Copy the lines that follow, keeping every character the same.

Stored data
■ ■ ■

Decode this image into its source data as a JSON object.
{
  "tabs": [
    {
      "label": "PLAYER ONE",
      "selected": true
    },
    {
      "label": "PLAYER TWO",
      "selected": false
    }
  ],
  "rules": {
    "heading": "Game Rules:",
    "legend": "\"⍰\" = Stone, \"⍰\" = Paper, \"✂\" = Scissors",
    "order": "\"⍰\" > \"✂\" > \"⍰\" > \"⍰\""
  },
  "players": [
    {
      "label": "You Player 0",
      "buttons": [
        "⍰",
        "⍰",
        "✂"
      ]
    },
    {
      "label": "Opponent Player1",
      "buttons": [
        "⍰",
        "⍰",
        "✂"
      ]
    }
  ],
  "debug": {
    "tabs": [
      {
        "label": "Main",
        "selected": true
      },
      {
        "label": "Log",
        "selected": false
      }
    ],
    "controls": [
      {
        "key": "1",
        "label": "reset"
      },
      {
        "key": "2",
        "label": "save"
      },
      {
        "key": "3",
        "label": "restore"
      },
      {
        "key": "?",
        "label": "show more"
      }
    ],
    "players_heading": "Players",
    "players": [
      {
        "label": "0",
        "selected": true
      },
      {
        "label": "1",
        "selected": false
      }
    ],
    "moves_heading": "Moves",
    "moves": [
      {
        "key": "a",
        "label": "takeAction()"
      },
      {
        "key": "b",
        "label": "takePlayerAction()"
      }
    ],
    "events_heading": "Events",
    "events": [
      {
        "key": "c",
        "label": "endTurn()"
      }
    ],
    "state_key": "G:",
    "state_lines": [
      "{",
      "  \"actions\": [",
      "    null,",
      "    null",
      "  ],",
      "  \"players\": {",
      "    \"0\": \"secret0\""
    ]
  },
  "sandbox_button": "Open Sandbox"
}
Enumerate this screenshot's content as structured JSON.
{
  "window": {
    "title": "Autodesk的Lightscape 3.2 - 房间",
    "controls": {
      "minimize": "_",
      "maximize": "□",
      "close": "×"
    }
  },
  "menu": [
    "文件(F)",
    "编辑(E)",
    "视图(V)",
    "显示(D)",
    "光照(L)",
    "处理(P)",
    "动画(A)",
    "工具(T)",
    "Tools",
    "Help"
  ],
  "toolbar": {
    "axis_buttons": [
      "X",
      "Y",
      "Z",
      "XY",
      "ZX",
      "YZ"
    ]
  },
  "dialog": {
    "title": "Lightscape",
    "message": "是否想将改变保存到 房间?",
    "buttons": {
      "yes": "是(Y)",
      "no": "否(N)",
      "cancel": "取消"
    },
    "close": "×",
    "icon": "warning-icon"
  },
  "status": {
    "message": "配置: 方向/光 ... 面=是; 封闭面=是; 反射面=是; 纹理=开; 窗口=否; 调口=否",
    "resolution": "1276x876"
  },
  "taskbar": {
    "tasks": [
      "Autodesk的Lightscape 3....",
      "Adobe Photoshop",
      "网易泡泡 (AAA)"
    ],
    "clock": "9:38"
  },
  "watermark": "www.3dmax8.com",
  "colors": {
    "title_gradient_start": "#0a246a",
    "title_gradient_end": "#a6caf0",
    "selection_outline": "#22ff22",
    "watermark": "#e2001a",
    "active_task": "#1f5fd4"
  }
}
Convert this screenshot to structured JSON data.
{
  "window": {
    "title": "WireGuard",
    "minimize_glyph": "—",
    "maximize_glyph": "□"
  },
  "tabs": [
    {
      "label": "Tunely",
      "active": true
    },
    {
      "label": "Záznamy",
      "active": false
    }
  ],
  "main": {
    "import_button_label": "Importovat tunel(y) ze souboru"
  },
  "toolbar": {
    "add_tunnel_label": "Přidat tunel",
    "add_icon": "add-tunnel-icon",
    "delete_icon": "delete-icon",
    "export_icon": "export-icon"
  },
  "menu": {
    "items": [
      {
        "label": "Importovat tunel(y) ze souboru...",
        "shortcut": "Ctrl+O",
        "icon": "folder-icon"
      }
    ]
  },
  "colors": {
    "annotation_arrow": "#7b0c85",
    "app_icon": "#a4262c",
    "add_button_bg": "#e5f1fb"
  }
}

■ ■ ■

- _SOLUTION TO THE PROBLEM_
Decode this image into its source data as a JSON object.
{
  "tabs": [
    {
      "label": "PLAYER ONE",
      "selected": true
    },
    {
      "label": "PLAYER TWO",
      "selected": false
    }
  ],
  "rules": {
    "heading": "Game Rules:",
    "legend": "\"⍰\" = Stone, \"⍰\" = Paper, \"✂\" = Scissors",
    "order": "\"⍰\" > \"✂\" > \"⍰\" > \"⍰\""
  },
  "players": [
    {
      "label": "You Player 0",
      "buttons": [
        "⍰",
        "⍰",
        "✂"
      ]
    },
    {
      "label": "Opponent Player1",
      "buttons": [
        "⍰",
        "⍰",
        "✂"
      ]
    }
  ],
  "debug": {
    "tabs": [
      {
        "label": "Main",
        "selected": true
      },
      {
        "label": "Log",
        "selected": false
      }
    ],
    "controls": [
      {
        "key": "1",
        "label": "reset"
      },
      {
        "key": "2",
        "label": "save"
      },
      {
        "key": "3",
        "label": "restore"
      },
      {
        "key": "?",
        "label": "show more"
      }
    ],
    "players_heading": "Players",
    "players": [
      {
        "label": "0",
        "selected": true
      },
      {
        "label": "1",
        "selected": false
      }
    ],
    "moves_heading": "Moves",
    "moves": [
      {
        "key": "a",
        "label": "takeAction()"
      },
      {
        "key": "b",
        "label": "takePlayerAction()"
      }
    ],
    "events_heading": "Events",
    "events": [
      {
        "key": "c",
        "label": "endTurn()"
      }
    ],
    "state_key": "G:",
    "state_lines": [
      "{",
      "  \"actions\": [",
      "    null,",
      "    null",
      "  ],",
      "  \"players\": {",
      "    \"0\": \"secret0\""
    ]
  },
  "sandbox_button": "Open Sandbox"
}
Enumerate this screenshot's content as structured JSON.
{
  "window": {
    "title": "Autodesk的Lightscape 3.2 - 房间",
    "controls": {
      "minimize": "_",
      "maximize": "□",
      "close": "×"
    }
  },
  "menu": [
    "文件(F)",
    "编辑(E)",
    "视图(V)",
    "显示(D)",
    "光照(L)",
    "处理(P)",
    "动画(A)",
    "工具(T)",
    "Tools",
    "Help"
  ],
  "toolbar": {
    "axis_buttons": [
      "X",
      "Y",
      "Z",
      "XY",
      "ZX",
      "YZ"
    ]
  },
  "dialog": {
    "title": "Lightscape",
    "message": "是否想将改变保存到 房间?",
    "buttons": {
      "yes": "是(Y)",
      "no": "否(N)",
      "cancel": "取消"
    },
    "close": "×",
    "icon": "warning-icon"
  },
  "status": {
    "message": "配置: 方向/光 ... 面=是; 封闭面=是; 反射面=是; 纹理=开; 窗口=否; 调口=否",
    "resolution": "1276x876"
  },
  "taskbar": {
    "tasks": [
      "Autodesk的Lightscape 3....",
      "Adobe Photoshop",
      "网易泡泡 (AAA)"
    ],
    "clock": "9:38"
  },
  "watermark": "www.3dmax8.com",
  "colors": {
    "title_gradient_start": "#0a246a",
    "title_gradient_end": "#a6caf0",
    "selection_outline": "#22ff22",
    "watermark": "#e2001a",
    "active_task": "#1f5fd4"
  }
}
Convert this screenshot to structured JSON data.
{
  "window": {
    "title": "WireGuard",
    "minimize_glyph": "—",
    "maximize_glyph": "□"
  },
  "tabs": [
    {
      "label": "Tunely",
      "active": true
    },
    {
      "label": "Záznamy",
      "active": false
    }
  ],
  "main": {
    "import_button_label": "Importovat tunel(y) ze souboru"
  },
  "toolbar": {
    "add_tunnel_label": "Přidat tunel",
    "add_icon": "add-tunnel-icon",
    "delete_icon": "delete-icon",
    "export_icon": "export-icon"
  },
  "menu": {
    "items": [
      {
        "label": "Importovat tunel(y) ze souboru...",
        "shortcut": "Ctrl+O",
        "icon": "folder-icon"
      }
    ]
  },
  "colors": {
    "annotation_arrow": "#7b0c85",
    "app_icon": "#a4262c",
    "add_button_bg": "#e5f1fb"
  }
}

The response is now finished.